>> begin

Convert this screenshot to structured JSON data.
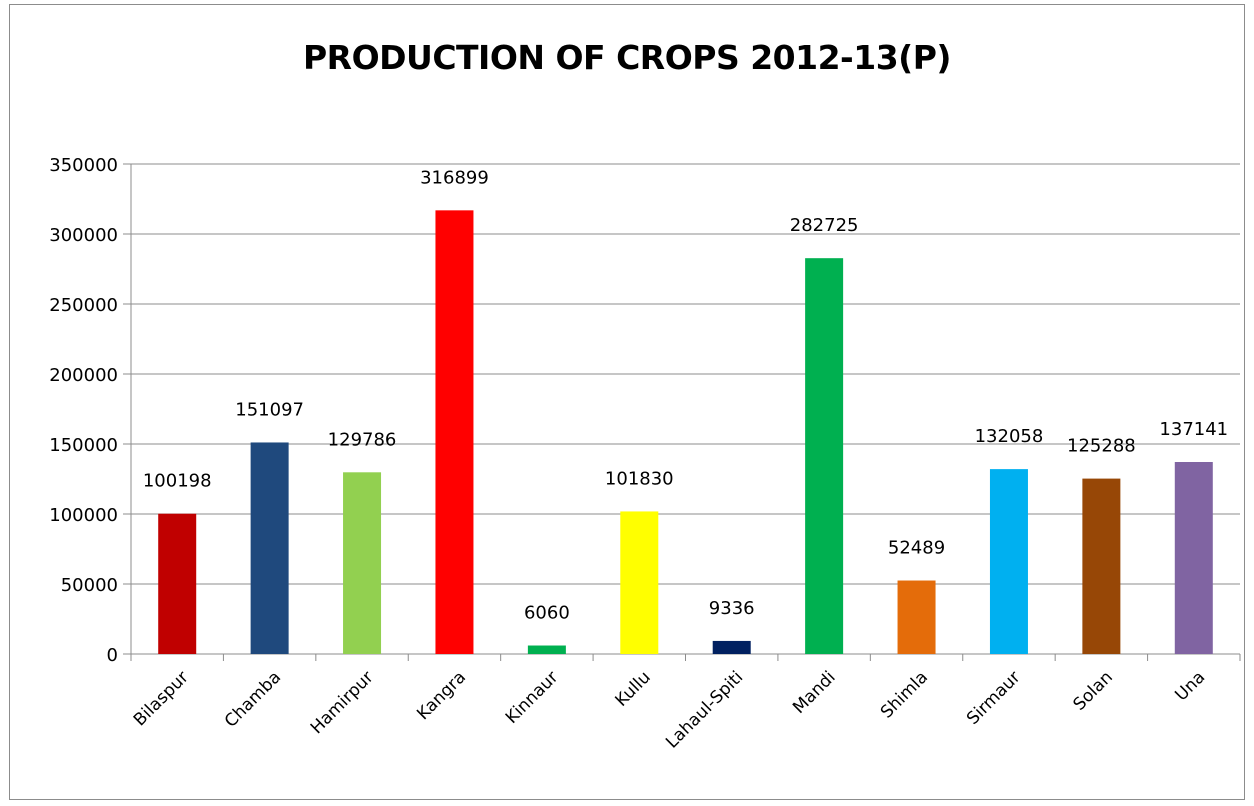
{
  "chart_data": {
    "type": "bar",
    "title": "PRODUCTION OF CROPS 2012-13(P)",
    "xlabel": "",
    "ylabel": "",
    "ylim": [
      0,
      350000
    ],
    "yticks": [
      0,
      50000,
      100000,
      150000,
      200000,
      250000,
      300000,
      350000
    ],
    "grid": true,
    "legend": "none",
    "categories": [
      "Bilaspur",
      "Chamba",
      "Hamirpur",
      "Kangra",
      "Kinnaur",
      "Kullu",
      "Lahaul-Spiti",
      "Mandi",
      "Shimla",
      "Sirmaur",
      "Solan",
      "Una"
    ],
    "values": [
      100198,
      151097,
      129786,
      316899,
      6060,
      101830,
      9336,
      282725,
      52489,
      132058,
      125288,
      137141
    ],
    "data_labels": [
      "100198",
      "151097",
      "129786",
      "316899",
      "6060",
      "101830",
      "9336",
      "282725",
      "52489",
      "132058",
      "125288",
      "137141"
    ],
    "colors": [
      "#c00000",
      "#1f497d",
      "#92d050",
      "#ff0000",
      "#00b050",
      "#ffff00",
      "#002060",
      "#00b050",
      "#e46c0a",
      "#00b0f0",
      "#974706",
      "#8064a2"
    ]
  }
}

>> end

Aim of the task:
Skip every picture and transcribe the data above exactly.

Right answer:
Convert this screenshot to structured JSON data.
{
  "chart_data": {
    "type": "bar",
    "title": "PRODUCTION OF CROPS 2012-13(P)",
    "xlabel": "",
    "ylabel": "",
    "ylim": [
      0,
      350000
    ],
    "yticks": [
      0,
      50000,
      100000,
      150000,
      200000,
      250000,
      300000,
      350000
    ],
    "grid": true,
    "legend": "none",
    "categories": [
      "Bilaspur",
      "Chamba",
      "Hamirpur",
      "Kangra",
      "Kinnaur",
      "Kullu",
      "Lahaul-Spiti",
      "Mandi",
      "Shimla",
      "Sirmaur",
      "Solan",
      "Una"
    ],
    "values": [
      100198,
      151097,
      129786,
      316899,
      6060,
      101830,
      9336,
      282725,
      52489,
      132058,
      125288,
      137141
    ],
    "data_labels": [
      "100198",
      "151097",
      "129786",
      "316899",
      "6060",
      "101830",
      "9336",
      "282725",
      "52489",
      "132058",
      "125288",
      "137141"
    ],
    "colors": [
      "#c00000",
      "#1f497d",
      "#92d050",
      "#ff0000",
      "#00b050",
      "#ffff00",
      "#002060",
      "#00b050",
      "#e46c0a",
      "#00b0f0",
      "#974706",
      "#8064a2"
    ]
  }
}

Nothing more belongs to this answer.